*What the exercise asks*
Reproduce the records below in full and word for word, excluding pictures.

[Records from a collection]

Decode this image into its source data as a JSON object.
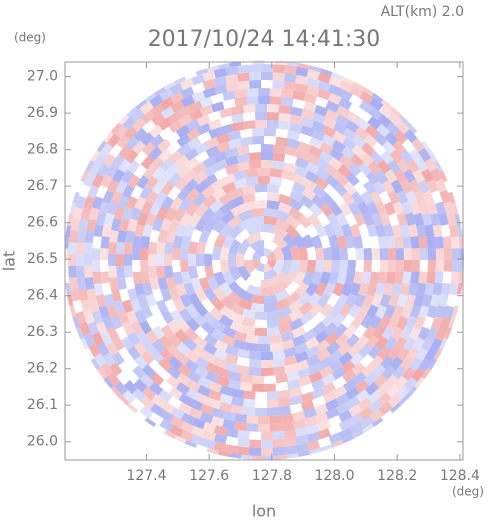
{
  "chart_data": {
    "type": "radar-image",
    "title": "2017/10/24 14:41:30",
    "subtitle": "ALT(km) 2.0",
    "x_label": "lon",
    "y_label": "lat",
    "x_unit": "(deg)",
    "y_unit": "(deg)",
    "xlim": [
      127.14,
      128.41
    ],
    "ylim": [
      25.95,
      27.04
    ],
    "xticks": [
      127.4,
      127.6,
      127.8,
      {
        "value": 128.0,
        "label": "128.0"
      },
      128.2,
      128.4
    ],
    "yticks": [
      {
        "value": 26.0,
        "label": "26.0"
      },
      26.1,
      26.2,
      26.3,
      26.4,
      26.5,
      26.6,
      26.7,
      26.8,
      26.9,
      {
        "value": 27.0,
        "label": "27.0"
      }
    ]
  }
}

*Response to the task*
Decode this image into its source data as a JSON object.
{
  "chart_data": {
    "type": "radar-image",
    "title": "2017/10/24 14:41:30",
    "subtitle": "ALT(km) 2.0",
    "x_label": "lon",
    "y_label": "lat",
    "x_unit": "(deg)",
    "y_unit": "(deg)",
    "xlim": [
      127.14,
      128.41
    ],
    "ylim": [
      25.95,
      27.04
    ],
    "xticks": [
      127.4,
      127.6,
      127.8,
      {
        "value": 128.0,
        "label": "128.0"
      },
      128.2,
      128.4
    ],
    "yticks": [
      {
        "value": 26.0,
        "label": "26.0"
      },
      26.1,
      26.2,
      26.3,
      26.4,
      26.5,
      26.6,
      26.7,
      26.8,
      26.9,
      {
        "value": 27.0,
        "label": "27.0"
      }
    ]
  }
}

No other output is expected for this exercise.